▸ **Instruction**
Scan the records for the string "that"; copy each line where it occurs.
## Start Extracted entries
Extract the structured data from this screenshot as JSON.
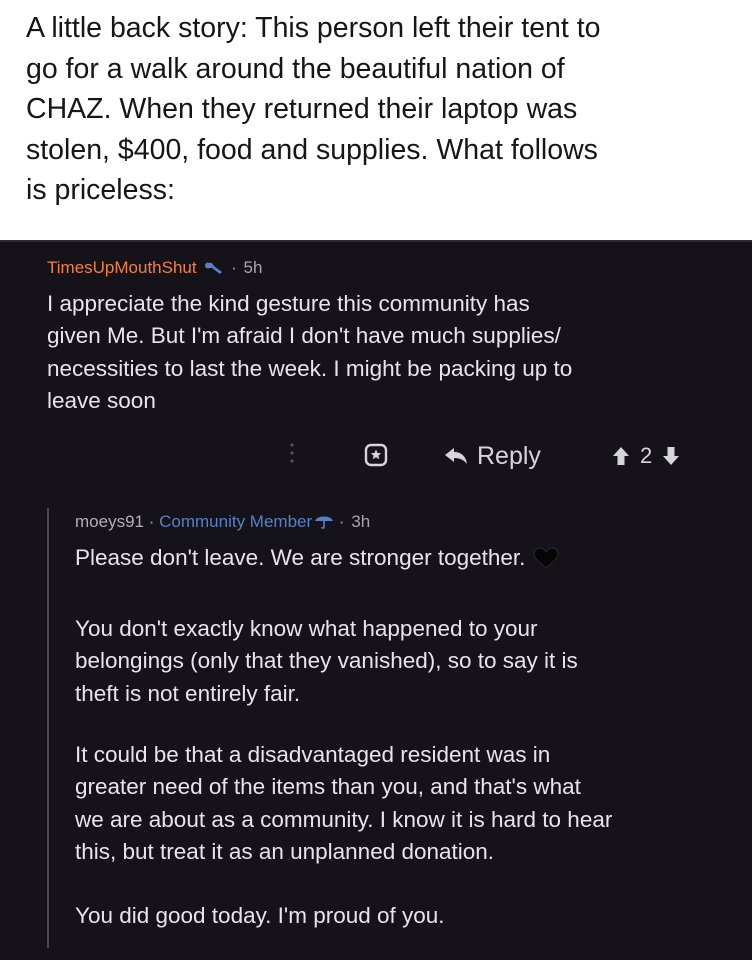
{
  "caption": {
    "lines": [
      "A little back story: This person left their tent to",
      "go for a walk around the beautiful nation of",
      "CHAZ. When they returned their laptop was",
      "stolen, $400, food and supplies. What follows",
      "is priceless:"
    ]
  },
  "comment": {
    "username": "TimesUpMouthShut",
    "separator": "·",
    "age": "5h",
    "body_lines": [
      "I appreciate the kind gesture this community has",
      "given Me. But I'm afraid I don't have much supplies/",
      "necessities to last the week. I might be packing up to",
      "leave soon"
    ],
    "reply_label": "Reply",
    "score": "2"
  },
  "reply": {
    "username": "moeys91",
    "separator": "·",
    "flair": "Community Member",
    "age": "3h",
    "paragraphs": [
      [
        "Please don't leave. We are stronger together."
      ],
      [
        "You don't exactly know what happened to your",
        "belongings (only that they vanished), so to say it is",
        "theft is not entirely fair."
      ],
      [
        "It could be that a disadvantaged resident was in",
        "greater need of the items than you, and that's what",
        "we are about as a community. I know it is hard to hear",
        "this, but treat it as an unplanned donation."
      ],
      [
        "You did good today. I'm proud of you."
      ]
    ]
  },
  "icons": {
    "flair_icon": "wrench-icon",
    "more": "more-vertical-icon",
    "award": "award-icon",
    "reply": "reply-arrow-icon",
    "upvote": "upvote-icon",
    "downvote": "downvote-icon",
    "reply_flair_icon": "umbrella-icon",
    "heart": "black-heart-icon"
  },
  "colors": {
    "background": "#151319",
    "username": "#f0803e",
    "flair": "#5a7fc7",
    "body_text": "#e6e6ea",
    "muted": "#a7a6ad"
  }
}
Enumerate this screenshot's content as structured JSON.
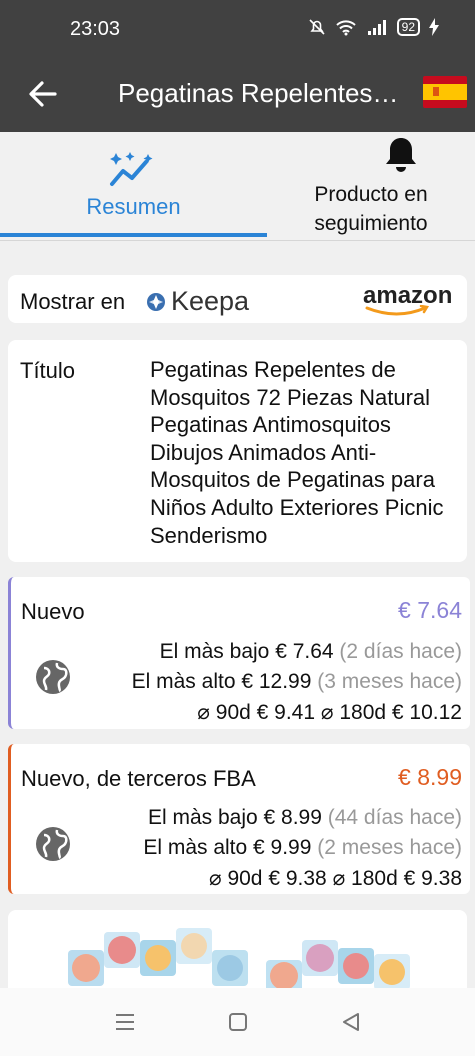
{
  "status_bar": {
    "time": "23:03",
    "battery": "92"
  },
  "app_bar": {
    "title": "Pegatinas Repelentes…",
    "back_icon": "arrow-left-icon",
    "flag_icon": "spain-flag-icon"
  },
  "tabs": [
    {
      "label": "Resumen",
      "icon": "chart-sparkle-icon",
      "active": true
    },
    {
      "label_line1": "Producto en",
      "label_line2": "seguimiento",
      "icon": "bell-icon",
      "active": false
    }
  ],
  "show_on": {
    "label": "Mostrar en",
    "keepa": "Keepa",
    "amazon": "amazon"
  },
  "title_card": {
    "label": "Título",
    "value": "Pegatinas Repelentes de Mosquitos 72 Piezas Natural Pegatinas Antimosquitos Dibujos Animados Anti-Mosquitos de Pegatinas para Niños Adulto Exteriores Picnic Senderismo"
  },
  "new": {
    "name": "Nuevo",
    "price": "€ 7.64",
    "lowest_label": "El màs bajo",
    "lowest_value": "€ 7.64",
    "lowest_when": "(2 días hace)",
    "highest_label": "El màs alto",
    "highest_value": "€ 12.99",
    "highest_when": "(3 meses hace)",
    "avg90_label": "⌀ 90d",
    "avg90_value": "€ 9.41",
    "avg180_label": "⌀ 180d",
    "avg180_value": "€ 10.12",
    "color": "#8b83d6"
  },
  "fba": {
    "name": "Nuevo, de terceros FBA",
    "price": "€ 8.99",
    "lowest_label": "El màs bajo",
    "lowest_value": "€ 8.99",
    "lowest_when": "(44 días hace)",
    "highest_label": "El màs alto",
    "highest_value": "€ 9.99",
    "highest_when": "(2 meses hace)",
    "avg90_label": "⌀ 90d",
    "avg90_value": "€ 9.38",
    "avg180_label": "⌀ 180d",
    "avg180_value": "€ 9.38",
    "color": "#e05d21"
  },
  "nav": {
    "menu_icon": "menu-icon",
    "home_icon": "home-icon",
    "back_icon": "back-triangle-icon"
  }
}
## End Extracted entries
▸ **Answer to this exercise**
        "belongings (only that they vanished), so to say it is",
        "It could be that a disadvantaged resident was in",
        "greater need of the items than you, and that's what",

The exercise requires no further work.